● Problem requirements
Look through the records below, and copy out every line that holds the string "name".

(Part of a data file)
◆ ◆ ◆

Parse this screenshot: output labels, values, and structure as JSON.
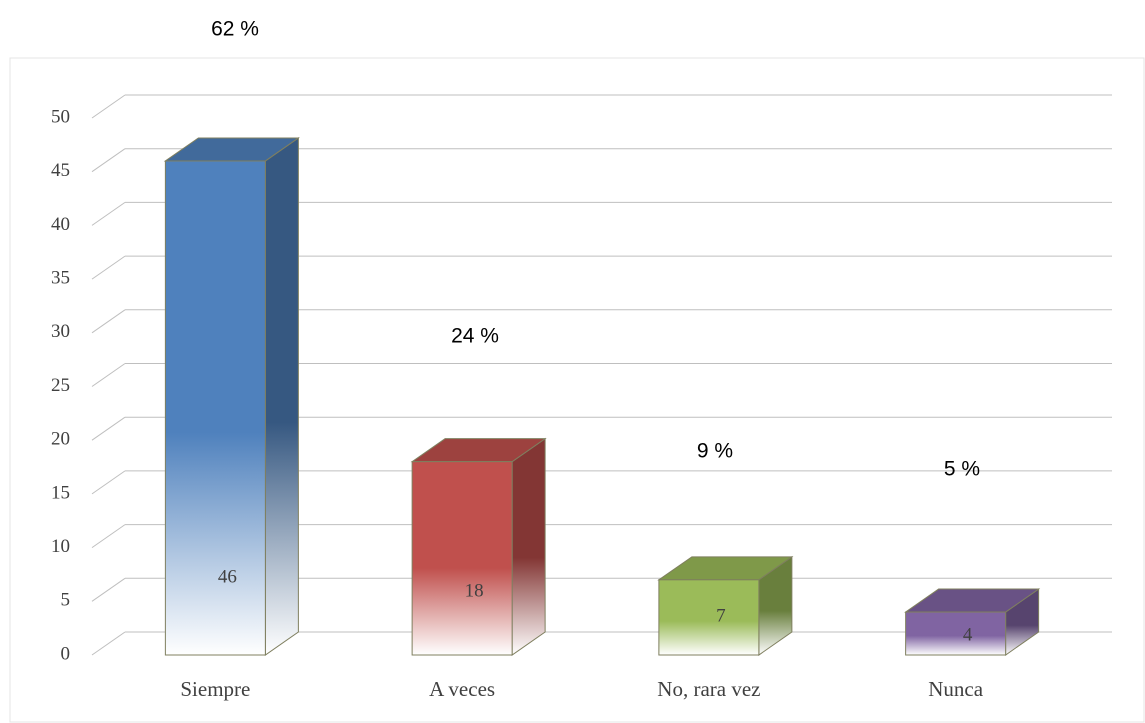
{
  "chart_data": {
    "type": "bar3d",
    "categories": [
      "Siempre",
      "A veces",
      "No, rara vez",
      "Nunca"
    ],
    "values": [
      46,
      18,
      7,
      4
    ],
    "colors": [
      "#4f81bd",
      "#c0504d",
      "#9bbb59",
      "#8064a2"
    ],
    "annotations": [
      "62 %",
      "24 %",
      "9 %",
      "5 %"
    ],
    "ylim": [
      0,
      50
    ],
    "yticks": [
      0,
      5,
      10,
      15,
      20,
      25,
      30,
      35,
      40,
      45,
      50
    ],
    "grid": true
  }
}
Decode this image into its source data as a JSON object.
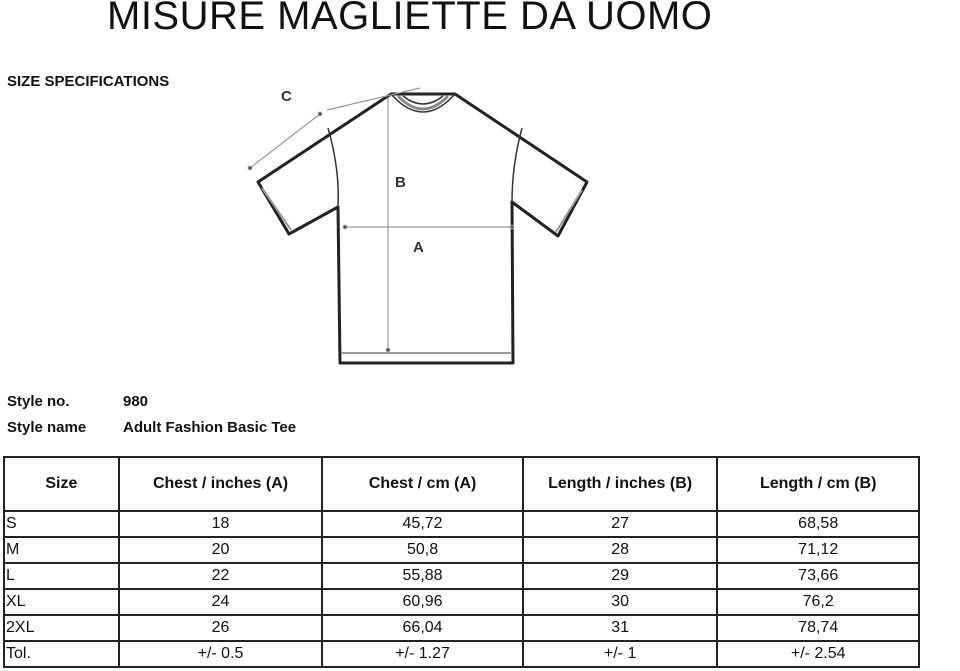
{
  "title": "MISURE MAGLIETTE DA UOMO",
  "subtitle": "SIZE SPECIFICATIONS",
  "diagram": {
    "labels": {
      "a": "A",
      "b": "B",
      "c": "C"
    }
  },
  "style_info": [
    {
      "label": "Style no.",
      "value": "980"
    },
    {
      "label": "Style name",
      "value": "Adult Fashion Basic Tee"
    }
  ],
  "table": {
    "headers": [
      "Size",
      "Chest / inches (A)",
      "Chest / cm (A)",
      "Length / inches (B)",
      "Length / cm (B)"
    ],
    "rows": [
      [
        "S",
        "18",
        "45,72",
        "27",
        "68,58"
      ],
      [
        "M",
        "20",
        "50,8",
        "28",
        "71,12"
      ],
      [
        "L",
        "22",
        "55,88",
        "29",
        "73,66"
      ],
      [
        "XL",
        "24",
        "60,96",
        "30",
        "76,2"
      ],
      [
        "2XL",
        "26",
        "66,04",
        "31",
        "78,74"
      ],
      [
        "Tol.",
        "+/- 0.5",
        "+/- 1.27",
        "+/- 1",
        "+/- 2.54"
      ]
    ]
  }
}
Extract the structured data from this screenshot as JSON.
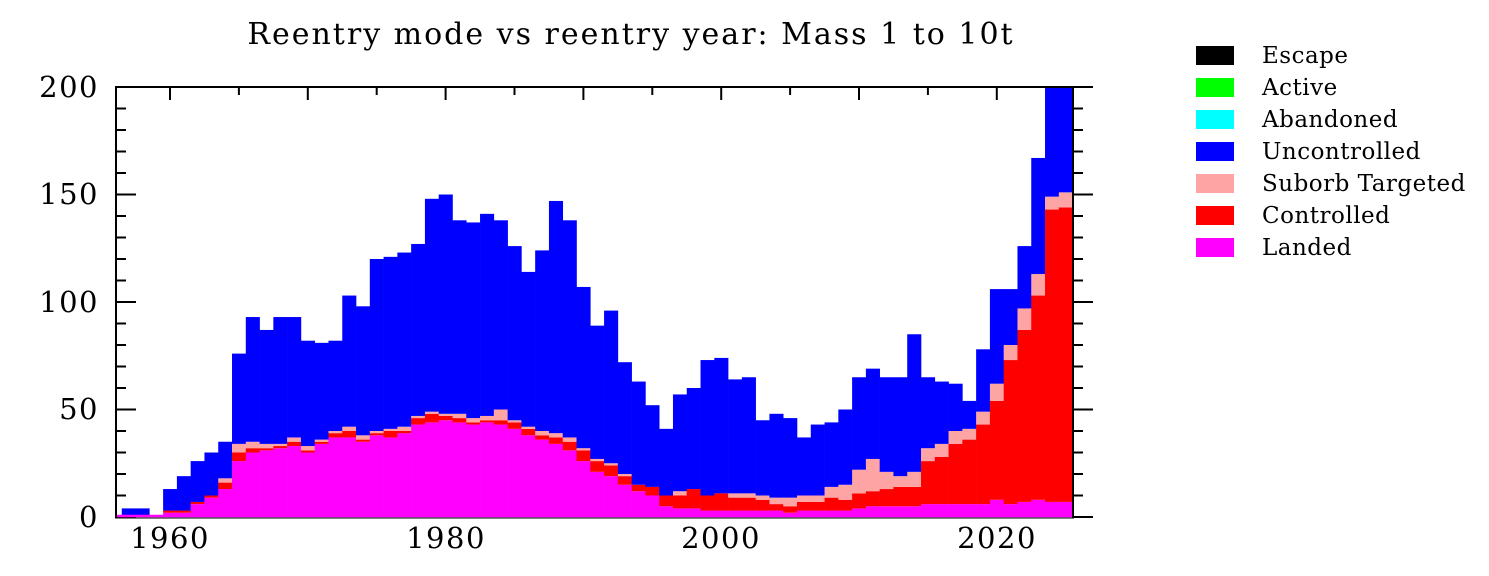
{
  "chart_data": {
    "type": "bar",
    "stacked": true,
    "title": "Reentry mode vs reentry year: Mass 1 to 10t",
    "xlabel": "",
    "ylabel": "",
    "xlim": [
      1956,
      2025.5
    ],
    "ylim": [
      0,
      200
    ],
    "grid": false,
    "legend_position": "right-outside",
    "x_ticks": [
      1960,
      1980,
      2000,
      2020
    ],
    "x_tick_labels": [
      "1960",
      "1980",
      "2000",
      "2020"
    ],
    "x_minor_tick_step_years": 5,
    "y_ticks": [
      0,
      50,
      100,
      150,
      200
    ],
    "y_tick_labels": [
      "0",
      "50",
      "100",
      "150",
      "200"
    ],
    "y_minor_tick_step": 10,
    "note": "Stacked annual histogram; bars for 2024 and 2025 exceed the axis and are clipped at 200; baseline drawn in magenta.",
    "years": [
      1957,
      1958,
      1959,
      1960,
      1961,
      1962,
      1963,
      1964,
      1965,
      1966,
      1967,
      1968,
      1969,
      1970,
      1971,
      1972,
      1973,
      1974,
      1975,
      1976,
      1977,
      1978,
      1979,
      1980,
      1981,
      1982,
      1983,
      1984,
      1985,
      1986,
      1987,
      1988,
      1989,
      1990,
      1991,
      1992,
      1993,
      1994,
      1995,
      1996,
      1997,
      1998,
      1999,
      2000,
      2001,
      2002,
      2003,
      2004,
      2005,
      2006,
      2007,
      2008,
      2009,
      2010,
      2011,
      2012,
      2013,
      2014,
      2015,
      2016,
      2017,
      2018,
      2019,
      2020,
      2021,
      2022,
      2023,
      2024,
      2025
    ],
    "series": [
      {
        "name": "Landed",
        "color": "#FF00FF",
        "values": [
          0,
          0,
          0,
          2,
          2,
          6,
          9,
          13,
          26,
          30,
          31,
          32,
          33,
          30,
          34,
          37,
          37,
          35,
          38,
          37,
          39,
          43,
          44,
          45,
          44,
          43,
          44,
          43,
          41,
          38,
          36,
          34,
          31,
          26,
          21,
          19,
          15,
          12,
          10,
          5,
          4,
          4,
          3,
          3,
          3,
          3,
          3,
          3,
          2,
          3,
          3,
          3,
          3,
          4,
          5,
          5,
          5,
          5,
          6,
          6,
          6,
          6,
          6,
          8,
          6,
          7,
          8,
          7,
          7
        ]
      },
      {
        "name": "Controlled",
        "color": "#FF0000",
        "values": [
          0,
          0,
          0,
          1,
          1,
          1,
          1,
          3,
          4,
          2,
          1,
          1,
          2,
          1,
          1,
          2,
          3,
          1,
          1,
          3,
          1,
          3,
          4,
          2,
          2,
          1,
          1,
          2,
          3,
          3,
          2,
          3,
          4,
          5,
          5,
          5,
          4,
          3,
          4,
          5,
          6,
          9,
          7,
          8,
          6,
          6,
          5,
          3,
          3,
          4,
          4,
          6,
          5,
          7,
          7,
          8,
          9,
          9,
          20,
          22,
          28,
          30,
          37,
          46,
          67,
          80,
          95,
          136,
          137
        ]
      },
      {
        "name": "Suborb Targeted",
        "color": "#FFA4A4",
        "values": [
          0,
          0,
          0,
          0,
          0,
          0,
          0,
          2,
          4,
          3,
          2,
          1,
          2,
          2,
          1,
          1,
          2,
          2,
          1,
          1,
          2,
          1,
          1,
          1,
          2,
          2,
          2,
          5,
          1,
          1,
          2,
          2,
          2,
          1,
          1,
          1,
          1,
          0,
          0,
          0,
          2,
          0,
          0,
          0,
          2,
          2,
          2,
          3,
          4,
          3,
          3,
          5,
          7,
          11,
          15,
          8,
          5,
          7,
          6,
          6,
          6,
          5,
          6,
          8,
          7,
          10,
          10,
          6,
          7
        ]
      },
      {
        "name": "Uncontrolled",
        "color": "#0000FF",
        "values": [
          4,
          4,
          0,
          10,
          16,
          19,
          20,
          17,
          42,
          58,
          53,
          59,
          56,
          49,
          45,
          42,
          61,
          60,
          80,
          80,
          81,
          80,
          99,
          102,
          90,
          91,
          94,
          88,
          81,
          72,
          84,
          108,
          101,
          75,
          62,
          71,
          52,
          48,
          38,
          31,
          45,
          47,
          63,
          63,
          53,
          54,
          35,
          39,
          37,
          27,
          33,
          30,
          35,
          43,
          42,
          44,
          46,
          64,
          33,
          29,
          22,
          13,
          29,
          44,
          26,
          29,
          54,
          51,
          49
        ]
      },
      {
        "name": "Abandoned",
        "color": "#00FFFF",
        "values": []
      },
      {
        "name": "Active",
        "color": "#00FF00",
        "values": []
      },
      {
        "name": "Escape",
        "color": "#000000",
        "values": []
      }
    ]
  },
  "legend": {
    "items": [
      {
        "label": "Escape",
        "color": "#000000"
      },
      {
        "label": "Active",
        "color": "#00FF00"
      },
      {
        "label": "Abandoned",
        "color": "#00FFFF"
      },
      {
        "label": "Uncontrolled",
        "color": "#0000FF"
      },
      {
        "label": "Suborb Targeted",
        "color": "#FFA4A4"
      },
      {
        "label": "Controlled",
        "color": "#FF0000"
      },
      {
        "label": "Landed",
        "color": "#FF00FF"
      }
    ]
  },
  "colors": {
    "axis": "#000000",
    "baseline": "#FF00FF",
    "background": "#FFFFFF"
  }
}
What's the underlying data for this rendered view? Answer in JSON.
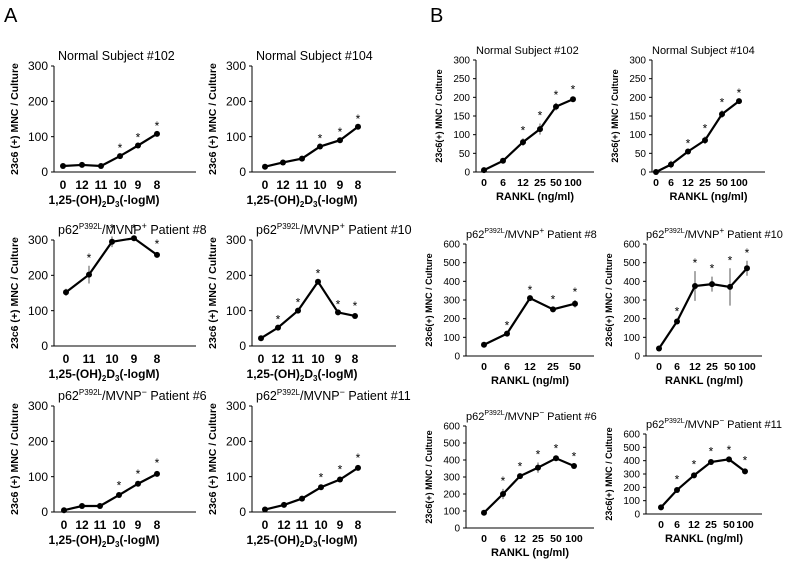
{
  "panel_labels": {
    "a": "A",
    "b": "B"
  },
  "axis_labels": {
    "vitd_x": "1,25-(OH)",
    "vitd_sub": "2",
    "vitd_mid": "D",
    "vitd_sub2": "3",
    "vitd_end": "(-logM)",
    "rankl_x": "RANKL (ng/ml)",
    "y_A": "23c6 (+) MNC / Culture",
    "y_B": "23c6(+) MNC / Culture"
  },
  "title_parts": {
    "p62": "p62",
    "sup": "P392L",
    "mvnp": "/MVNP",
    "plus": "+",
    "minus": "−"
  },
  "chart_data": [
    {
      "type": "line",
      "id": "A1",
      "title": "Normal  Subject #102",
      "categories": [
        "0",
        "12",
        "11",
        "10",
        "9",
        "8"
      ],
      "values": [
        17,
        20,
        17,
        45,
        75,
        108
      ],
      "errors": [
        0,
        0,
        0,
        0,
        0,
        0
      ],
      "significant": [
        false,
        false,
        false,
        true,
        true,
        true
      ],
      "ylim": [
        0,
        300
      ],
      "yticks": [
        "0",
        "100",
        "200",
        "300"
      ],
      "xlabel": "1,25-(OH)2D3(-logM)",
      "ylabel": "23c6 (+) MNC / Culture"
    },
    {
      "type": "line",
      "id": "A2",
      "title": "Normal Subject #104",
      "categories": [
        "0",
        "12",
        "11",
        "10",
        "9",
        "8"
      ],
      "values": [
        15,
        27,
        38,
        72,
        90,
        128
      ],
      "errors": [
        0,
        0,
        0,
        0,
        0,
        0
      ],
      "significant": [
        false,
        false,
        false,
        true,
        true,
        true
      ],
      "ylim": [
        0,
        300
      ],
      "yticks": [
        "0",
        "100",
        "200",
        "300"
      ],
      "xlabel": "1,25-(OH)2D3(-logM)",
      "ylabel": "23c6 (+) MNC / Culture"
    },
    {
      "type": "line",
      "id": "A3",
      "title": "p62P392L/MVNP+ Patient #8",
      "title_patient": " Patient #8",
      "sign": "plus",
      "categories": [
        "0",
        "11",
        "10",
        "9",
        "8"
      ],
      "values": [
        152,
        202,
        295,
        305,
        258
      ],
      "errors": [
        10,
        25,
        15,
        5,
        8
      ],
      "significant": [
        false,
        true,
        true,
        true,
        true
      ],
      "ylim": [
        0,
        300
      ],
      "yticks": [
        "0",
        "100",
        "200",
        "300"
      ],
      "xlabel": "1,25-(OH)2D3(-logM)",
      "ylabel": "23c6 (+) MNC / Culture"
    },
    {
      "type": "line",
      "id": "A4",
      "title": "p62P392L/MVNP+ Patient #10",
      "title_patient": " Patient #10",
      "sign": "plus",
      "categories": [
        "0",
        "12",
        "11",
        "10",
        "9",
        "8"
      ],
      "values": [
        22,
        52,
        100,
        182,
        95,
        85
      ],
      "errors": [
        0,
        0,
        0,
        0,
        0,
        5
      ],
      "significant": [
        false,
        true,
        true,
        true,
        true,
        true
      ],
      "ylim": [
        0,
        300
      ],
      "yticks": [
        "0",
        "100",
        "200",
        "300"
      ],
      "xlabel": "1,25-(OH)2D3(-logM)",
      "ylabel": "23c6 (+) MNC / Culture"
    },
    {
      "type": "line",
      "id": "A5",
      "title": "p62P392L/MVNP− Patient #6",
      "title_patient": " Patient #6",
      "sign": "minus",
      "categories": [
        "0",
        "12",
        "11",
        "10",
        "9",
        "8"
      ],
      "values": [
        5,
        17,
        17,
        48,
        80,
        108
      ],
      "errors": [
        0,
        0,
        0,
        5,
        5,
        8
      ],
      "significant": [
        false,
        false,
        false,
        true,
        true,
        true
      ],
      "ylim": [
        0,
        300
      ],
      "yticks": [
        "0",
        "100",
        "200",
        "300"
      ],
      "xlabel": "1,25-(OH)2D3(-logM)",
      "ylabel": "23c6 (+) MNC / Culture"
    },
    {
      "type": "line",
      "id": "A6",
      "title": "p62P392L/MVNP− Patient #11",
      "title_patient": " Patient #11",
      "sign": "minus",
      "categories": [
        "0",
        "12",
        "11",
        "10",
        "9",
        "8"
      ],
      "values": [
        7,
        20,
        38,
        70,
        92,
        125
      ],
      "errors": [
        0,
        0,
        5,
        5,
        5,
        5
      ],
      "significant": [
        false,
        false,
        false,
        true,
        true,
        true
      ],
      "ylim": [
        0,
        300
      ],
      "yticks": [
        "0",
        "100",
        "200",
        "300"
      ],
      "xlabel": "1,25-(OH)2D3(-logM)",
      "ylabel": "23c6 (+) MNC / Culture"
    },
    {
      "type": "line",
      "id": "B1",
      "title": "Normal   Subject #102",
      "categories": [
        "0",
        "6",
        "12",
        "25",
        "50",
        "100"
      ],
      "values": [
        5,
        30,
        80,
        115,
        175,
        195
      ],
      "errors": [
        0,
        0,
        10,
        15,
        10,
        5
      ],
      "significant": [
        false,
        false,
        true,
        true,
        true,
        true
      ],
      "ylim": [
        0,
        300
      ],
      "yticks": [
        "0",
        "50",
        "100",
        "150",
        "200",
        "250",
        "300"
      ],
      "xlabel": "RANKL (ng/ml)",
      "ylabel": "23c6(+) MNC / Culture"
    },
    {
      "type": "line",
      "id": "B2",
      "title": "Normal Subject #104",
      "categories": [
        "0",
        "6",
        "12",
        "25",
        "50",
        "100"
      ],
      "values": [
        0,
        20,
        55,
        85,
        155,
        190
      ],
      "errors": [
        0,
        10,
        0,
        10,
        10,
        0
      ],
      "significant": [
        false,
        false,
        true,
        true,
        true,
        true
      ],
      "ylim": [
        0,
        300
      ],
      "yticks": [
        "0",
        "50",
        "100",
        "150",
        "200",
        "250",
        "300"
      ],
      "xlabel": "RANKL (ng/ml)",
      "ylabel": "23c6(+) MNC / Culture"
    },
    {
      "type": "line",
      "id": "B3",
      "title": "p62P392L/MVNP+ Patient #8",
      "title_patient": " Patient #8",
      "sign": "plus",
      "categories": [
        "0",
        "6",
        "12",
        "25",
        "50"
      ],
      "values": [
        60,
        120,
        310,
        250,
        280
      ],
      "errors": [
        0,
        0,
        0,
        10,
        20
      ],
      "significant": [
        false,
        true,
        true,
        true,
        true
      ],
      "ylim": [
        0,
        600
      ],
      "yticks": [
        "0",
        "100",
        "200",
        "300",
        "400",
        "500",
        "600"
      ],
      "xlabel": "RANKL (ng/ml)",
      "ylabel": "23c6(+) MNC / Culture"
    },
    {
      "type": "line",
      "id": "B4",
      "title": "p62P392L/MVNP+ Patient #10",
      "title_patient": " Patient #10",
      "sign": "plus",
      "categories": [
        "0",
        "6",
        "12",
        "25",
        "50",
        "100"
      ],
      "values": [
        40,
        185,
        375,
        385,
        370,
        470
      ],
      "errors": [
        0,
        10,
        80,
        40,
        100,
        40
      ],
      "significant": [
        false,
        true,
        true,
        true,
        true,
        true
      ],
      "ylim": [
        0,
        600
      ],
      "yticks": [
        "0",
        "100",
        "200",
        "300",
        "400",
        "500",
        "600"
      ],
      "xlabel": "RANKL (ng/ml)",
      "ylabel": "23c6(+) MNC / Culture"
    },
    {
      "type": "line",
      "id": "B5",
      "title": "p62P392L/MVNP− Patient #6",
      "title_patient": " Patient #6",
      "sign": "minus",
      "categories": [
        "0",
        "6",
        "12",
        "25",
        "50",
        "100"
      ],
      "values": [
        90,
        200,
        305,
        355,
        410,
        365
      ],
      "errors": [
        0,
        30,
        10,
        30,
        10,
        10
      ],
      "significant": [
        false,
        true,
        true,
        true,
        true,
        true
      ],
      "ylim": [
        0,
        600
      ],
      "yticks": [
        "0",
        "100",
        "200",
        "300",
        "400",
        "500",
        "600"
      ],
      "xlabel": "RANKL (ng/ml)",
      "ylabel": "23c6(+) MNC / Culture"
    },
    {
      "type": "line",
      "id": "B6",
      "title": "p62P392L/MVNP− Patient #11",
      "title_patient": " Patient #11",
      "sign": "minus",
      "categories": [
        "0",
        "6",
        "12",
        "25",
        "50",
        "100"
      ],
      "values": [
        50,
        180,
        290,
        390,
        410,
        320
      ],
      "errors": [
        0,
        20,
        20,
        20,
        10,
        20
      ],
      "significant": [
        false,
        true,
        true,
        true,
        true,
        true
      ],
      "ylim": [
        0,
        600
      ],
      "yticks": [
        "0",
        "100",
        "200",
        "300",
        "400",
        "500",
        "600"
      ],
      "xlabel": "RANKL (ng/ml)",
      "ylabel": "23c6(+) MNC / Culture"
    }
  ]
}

◆ ◆ ◆

● Final result
      "label": "Style name",
        "name": "Landed",
        "name": "Controlled",
        "name": "Suborb Targeted",
        "name": "Uncontrolled",
        "name": "Abandoned",
        "name": "Active",
        "name": "Escape",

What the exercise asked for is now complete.